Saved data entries
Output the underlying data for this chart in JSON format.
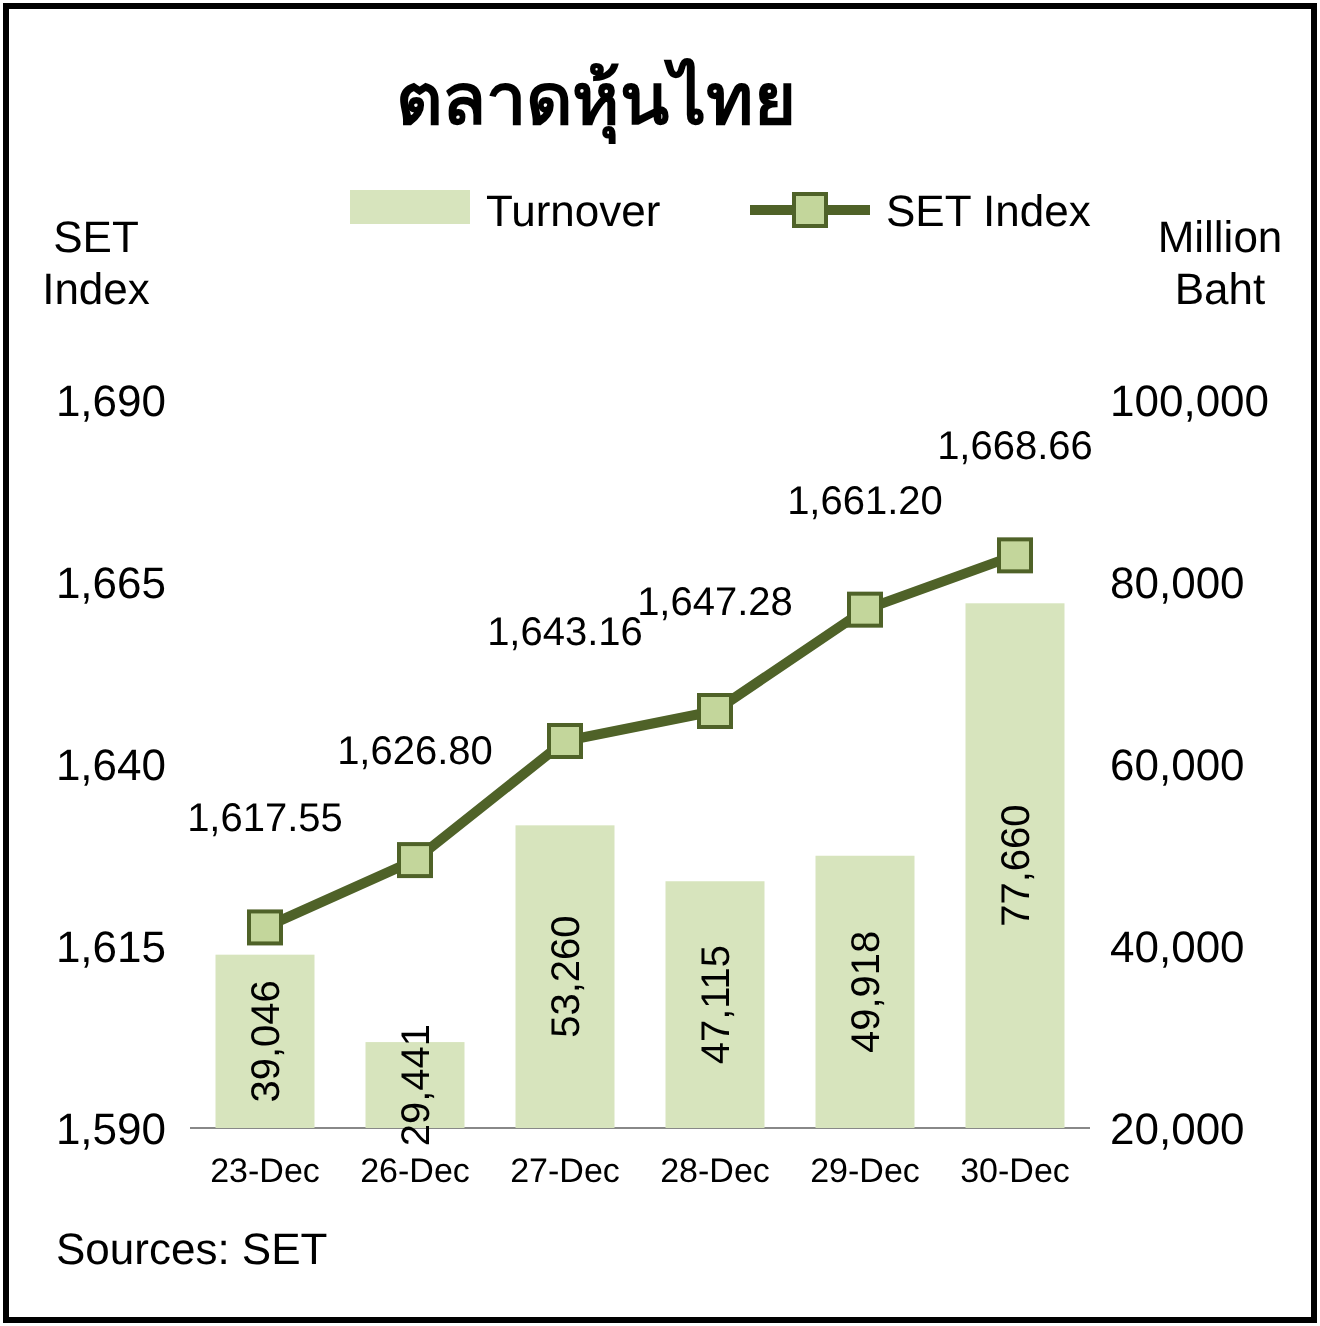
{
  "chart_data": {
    "type": "bar",
    "title": "ตลาดหุ้นไทย",
    "ylabel": "SET Index",
    "y2label": "Million Baht",
    "categories": [
      "23-Dec",
      "26-Dec",
      "27-Dec",
      "28-Dec",
      "29-Dec",
      "30-Dec"
    ],
    "series": [
      {
        "name": "Turnover",
        "axis": "y2",
        "color": "#d7e4bd",
        "values": [
          39046,
          29441,
          53260,
          47115,
          49918,
          77660
        ],
        "value_labels": [
          "39,046",
          "29,441",
          "53,260",
          "47,115",
          "49,918",
          "77,660"
        ]
      },
      {
        "name": "SET Index",
        "type": "line",
        "axis": "y",
        "color": "#4f6228",
        "values": [
          1617.55,
          1626.8,
          1643.16,
          1647.28,
          1661.2,
          1668.66
        ],
        "value_labels": [
          "1,617.55",
          "1,626.80",
          "1,643.16",
          "1,647.28",
          "1,661.20",
          "1,668.66"
        ]
      }
    ],
    "ylim": [
      1590,
      1690
    ],
    "yticks": [
      {
        "value": 1590,
        "label": "1,590"
      },
      {
        "value": 1615,
        "label": "1,615"
      },
      {
        "value": 1640,
        "label": "1,640"
      },
      {
        "value": 1665,
        "label": "1,665"
      },
      {
        "value": 1690,
        "label": "1,690"
      }
    ],
    "y2lim": [
      20000,
      100000
    ],
    "y2ticks": [
      {
        "value": 20000,
        "label": "20,000"
      },
      {
        "value": 40000,
        "label": "40,000"
      },
      {
        "value": 60000,
        "label": "60,000"
      },
      {
        "value": 80000,
        "label": "80,000"
      },
      {
        "value": 100000,
        "label": "100,000"
      }
    ],
    "legend": "top",
    "marker": "square",
    "line_style": "solid",
    "annotations": [
      "Sources: SET"
    ]
  }
}
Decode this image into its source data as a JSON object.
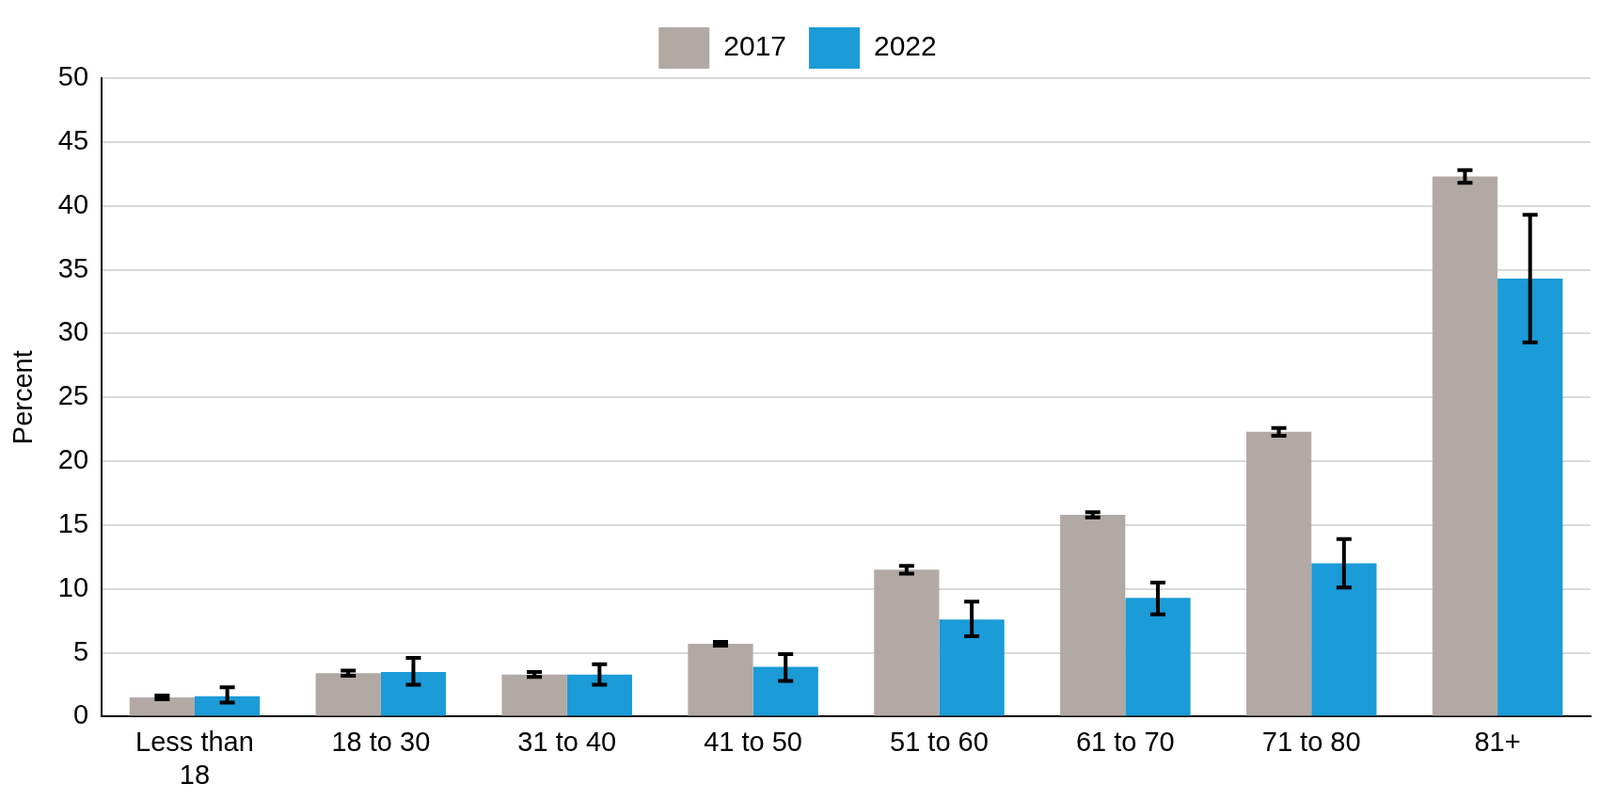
{
  "chart_data": {
    "type": "bar",
    "y_label": "Percent",
    "categories": [
      "Less than 18",
      "18 to 30",
      "31 to 40",
      "41 to 50",
      "51 to 60",
      "61 to 70",
      "71 to 80",
      "81+"
    ],
    "series": [
      {
        "name": "2017",
        "color": "#b3a9a4",
        "values": [
          1.5,
          3.4,
          3.3,
          5.7,
          11.5,
          15.8,
          22.3,
          42.3
        ],
        "error_low": [
          1.35,
          3.2,
          3.1,
          5.55,
          11.2,
          15.6,
          22.0,
          41.8
        ],
        "error_high": [
          1.65,
          3.6,
          3.5,
          5.85,
          11.8,
          16.0,
          22.6,
          42.8
        ]
      },
      {
        "name": "2022",
        "color": "#1b9bd7",
        "values": [
          1.6,
          3.5,
          3.3,
          3.9,
          7.6,
          9.3,
          12.0,
          34.3
        ],
        "error_low": [
          1.1,
          2.5,
          2.5,
          2.8,
          6.3,
          8.0,
          10.1,
          29.3
        ],
        "error_high": [
          2.3,
          4.6,
          4.1,
          4.9,
          9.0,
          10.5,
          13.9,
          39.3
        ]
      }
    ],
    "ylim": [
      0,
      50
    ],
    "yticks": [
      0,
      5,
      10,
      15,
      20,
      25,
      30,
      35,
      40,
      45,
      50
    ],
    "grid": true,
    "legend": "top"
  }
}
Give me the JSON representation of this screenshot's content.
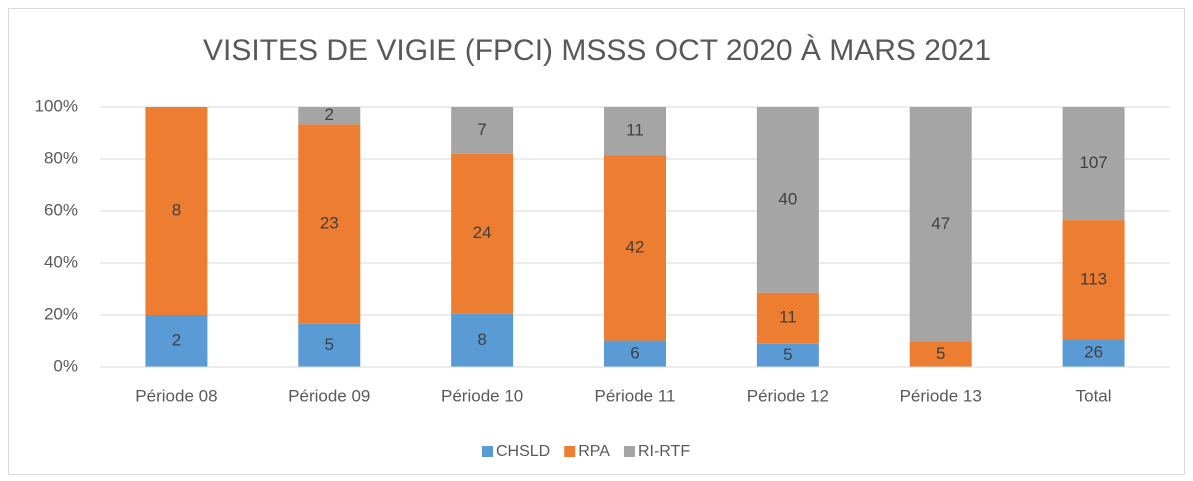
{
  "chart_data": {
    "type": "bar",
    "stacking": "percent",
    "title": "VISITES DE VIGIE (FPCI) MSSS OCT 2020 À MARS 2021",
    "categories": [
      "Période 08",
      "Période 09",
      "Période 10",
      "Période 11",
      "Période 12",
      "Période 13",
      "Total"
    ],
    "series": [
      {
        "name": "CHSLD",
        "color": "#5b9bd5",
        "values": [
          2,
          5,
          8,
          6,
          5,
          null,
          26
        ]
      },
      {
        "name": "RPA",
        "color": "#ed7d31",
        "values": [
          8,
          23,
          24,
          42,
          11,
          5,
          113
        ]
      },
      {
        "name": "RI-RTF",
        "color": "#a5a5a5",
        "values": [
          null,
          2,
          7,
          11,
          40,
          47,
          107
        ]
      }
    ],
    "ylim": [
      0,
      100
    ],
    "yticks": [
      {
        "value": 0,
        "label": "0%"
      },
      {
        "value": 20,
        "label": "20%"
      },
      {
        "value": 40,
        "label": "40%"
      },
      {
        "value": 60,
        "label": "60%"
      },
      {
        "value": 80,
        "label": "80%"
      },
      {
        "value": 100,
        "label": "100%"
      }
    ],
    "grid": true,
    "legend": "bottom"
  }
}
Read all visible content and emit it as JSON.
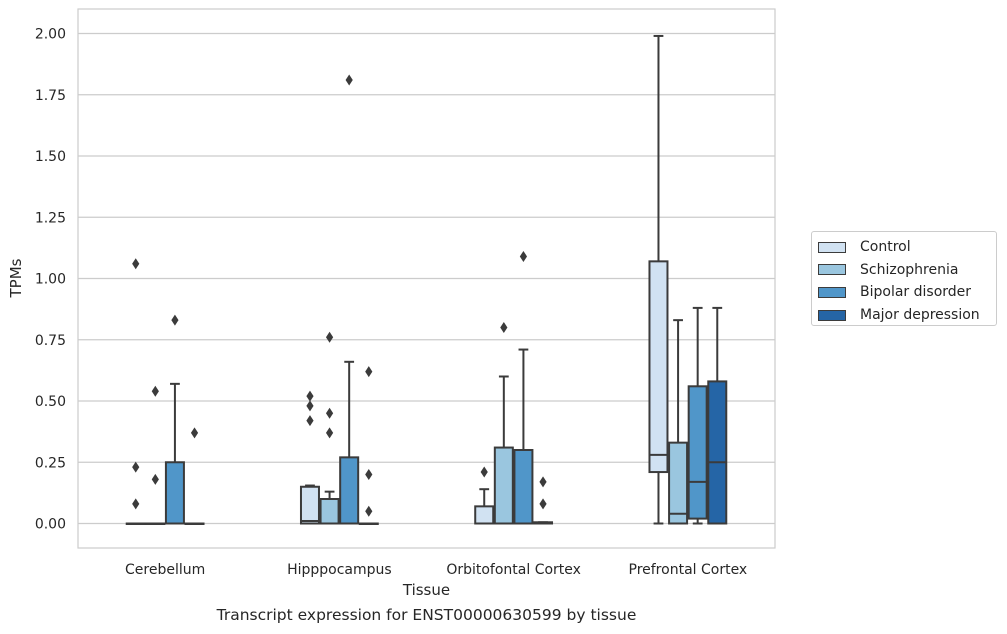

Problem to solve: Identify the lines of the data that contain the word "content". Copy each of them.

Solution to this problem:
Give me the JSON representation of this screenshot's content.
Read all visible content and emit it as JSON.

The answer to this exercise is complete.